··· MATERIAL FOR THIS TASK
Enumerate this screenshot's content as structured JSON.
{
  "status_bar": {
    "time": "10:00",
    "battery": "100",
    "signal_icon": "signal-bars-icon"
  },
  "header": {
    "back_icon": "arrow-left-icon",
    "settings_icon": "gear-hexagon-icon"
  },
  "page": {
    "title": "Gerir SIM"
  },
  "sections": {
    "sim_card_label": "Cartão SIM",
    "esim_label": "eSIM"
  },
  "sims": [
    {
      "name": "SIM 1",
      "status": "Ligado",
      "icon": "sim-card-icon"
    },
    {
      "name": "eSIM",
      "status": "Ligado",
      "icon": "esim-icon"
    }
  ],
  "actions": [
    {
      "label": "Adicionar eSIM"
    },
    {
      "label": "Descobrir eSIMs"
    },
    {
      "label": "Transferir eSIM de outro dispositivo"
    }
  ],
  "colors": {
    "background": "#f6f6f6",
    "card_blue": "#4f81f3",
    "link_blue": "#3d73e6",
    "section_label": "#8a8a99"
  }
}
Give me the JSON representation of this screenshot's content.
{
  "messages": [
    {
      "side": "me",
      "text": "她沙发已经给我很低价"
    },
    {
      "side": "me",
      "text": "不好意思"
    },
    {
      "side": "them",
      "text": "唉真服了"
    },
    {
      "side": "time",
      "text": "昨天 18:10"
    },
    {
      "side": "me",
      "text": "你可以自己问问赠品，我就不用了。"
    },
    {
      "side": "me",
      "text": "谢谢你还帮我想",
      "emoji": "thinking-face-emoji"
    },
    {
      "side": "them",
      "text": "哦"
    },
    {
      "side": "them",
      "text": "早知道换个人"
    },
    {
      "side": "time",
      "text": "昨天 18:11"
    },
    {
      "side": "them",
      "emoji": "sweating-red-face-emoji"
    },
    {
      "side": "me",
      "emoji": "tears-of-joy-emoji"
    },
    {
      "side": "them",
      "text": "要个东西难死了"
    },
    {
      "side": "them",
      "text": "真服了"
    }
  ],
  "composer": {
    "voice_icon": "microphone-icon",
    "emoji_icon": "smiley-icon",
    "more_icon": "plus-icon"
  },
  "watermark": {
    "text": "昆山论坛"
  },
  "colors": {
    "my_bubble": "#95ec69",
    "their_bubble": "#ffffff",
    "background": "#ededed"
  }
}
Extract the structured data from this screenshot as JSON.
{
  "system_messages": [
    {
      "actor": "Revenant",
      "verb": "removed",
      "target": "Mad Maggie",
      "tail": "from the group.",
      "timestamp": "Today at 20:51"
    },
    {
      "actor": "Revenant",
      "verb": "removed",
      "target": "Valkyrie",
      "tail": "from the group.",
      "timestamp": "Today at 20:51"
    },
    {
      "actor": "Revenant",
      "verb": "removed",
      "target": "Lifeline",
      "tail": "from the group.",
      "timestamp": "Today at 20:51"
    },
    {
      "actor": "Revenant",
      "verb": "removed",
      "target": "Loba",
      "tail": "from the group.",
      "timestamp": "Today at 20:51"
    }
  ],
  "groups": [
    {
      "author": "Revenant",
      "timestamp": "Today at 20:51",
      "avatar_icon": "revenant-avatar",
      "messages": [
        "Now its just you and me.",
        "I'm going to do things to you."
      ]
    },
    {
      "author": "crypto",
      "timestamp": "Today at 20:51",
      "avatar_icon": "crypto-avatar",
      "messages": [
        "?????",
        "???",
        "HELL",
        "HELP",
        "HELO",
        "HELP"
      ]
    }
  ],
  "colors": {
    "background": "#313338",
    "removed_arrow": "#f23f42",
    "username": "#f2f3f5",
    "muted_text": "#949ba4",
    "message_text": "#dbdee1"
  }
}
······
Take each line of the material that contains the word "avatar" and list it.

- ANSWER BELOW
      "avatar_icon": "revenant-avatar",
      "avatar_icon": "crypto-avatar",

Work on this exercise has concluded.